··· Material provided ···
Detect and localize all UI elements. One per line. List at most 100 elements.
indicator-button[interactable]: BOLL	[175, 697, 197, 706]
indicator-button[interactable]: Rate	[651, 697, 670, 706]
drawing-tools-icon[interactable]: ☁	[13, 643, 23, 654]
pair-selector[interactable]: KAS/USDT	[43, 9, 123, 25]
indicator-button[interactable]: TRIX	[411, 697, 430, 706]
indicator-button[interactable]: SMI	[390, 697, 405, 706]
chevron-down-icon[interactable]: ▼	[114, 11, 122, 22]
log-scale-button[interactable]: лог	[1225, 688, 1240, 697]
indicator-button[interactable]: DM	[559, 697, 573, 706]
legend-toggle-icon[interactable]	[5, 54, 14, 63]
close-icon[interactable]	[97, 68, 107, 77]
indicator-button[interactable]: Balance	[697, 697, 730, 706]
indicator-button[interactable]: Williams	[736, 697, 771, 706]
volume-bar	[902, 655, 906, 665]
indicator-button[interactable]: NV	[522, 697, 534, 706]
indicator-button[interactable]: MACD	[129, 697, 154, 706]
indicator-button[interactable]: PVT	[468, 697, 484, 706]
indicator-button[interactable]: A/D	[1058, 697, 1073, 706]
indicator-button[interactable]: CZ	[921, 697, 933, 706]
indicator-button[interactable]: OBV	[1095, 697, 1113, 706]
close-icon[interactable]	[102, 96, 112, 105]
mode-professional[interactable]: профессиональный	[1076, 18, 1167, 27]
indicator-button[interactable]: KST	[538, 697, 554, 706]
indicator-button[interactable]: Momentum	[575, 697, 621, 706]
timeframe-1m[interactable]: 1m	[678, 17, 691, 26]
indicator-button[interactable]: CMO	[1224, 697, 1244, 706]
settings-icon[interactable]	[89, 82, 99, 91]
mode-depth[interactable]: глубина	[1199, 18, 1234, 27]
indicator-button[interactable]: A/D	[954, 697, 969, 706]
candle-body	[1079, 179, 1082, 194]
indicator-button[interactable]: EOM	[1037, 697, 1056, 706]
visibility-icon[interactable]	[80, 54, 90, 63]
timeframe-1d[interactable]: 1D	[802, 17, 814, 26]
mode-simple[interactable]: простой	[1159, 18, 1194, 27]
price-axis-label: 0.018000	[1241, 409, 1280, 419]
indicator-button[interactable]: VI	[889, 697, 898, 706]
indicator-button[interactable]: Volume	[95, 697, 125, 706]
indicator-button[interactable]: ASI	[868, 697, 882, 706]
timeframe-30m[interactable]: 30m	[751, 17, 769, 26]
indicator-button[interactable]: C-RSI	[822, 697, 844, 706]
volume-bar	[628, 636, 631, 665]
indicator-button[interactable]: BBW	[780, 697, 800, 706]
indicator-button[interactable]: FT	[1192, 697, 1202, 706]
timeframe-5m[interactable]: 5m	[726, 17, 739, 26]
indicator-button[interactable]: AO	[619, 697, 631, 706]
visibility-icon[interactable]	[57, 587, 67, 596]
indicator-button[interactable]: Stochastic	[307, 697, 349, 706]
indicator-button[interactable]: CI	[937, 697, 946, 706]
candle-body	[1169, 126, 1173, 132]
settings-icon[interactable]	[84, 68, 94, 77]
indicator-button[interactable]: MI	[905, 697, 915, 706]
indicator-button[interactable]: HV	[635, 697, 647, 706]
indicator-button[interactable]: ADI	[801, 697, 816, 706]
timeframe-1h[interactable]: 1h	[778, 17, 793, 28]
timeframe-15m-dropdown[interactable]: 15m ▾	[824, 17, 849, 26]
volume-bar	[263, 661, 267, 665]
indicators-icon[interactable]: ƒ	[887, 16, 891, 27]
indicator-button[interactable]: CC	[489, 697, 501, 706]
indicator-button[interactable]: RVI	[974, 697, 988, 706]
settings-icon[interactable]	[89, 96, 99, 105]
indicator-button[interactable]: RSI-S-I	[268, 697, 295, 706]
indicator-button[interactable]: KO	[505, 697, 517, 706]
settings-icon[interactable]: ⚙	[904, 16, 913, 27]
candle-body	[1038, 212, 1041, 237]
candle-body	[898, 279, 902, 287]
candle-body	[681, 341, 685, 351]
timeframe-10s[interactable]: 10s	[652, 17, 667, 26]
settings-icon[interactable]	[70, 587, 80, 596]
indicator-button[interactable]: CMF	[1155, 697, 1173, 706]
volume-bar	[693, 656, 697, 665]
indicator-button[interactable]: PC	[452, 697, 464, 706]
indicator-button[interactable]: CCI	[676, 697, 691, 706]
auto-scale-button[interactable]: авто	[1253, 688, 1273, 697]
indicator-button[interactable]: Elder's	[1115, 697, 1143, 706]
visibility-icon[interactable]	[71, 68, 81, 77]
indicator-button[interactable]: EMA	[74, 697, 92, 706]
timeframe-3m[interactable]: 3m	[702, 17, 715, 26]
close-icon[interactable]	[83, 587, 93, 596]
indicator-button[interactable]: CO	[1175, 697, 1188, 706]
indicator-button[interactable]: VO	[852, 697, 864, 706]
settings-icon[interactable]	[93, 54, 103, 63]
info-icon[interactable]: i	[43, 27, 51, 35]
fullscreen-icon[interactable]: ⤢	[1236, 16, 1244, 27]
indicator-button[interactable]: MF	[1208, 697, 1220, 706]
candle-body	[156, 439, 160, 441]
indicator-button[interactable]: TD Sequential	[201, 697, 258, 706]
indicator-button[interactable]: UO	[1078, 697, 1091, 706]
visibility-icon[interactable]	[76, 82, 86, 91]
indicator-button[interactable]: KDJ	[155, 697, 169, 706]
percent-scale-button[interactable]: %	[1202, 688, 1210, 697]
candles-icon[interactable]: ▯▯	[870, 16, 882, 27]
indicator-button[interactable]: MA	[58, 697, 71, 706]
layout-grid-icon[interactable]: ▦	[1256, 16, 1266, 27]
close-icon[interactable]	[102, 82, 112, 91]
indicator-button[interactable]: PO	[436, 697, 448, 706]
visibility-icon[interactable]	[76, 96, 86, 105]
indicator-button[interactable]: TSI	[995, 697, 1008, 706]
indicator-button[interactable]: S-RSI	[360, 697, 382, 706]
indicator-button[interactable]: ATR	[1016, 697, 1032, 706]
···
Locate each line above that contains the string "close", with case counting, and copy those lines.

close-icon[interactable]	[97, 68, 107, 77]
close-icon[interactable]	[102, 96, 112, 105]
close-icon[interactable]	[83, 587, 93, 596]
close-icon[interactable]	[102, 82, 112, 91]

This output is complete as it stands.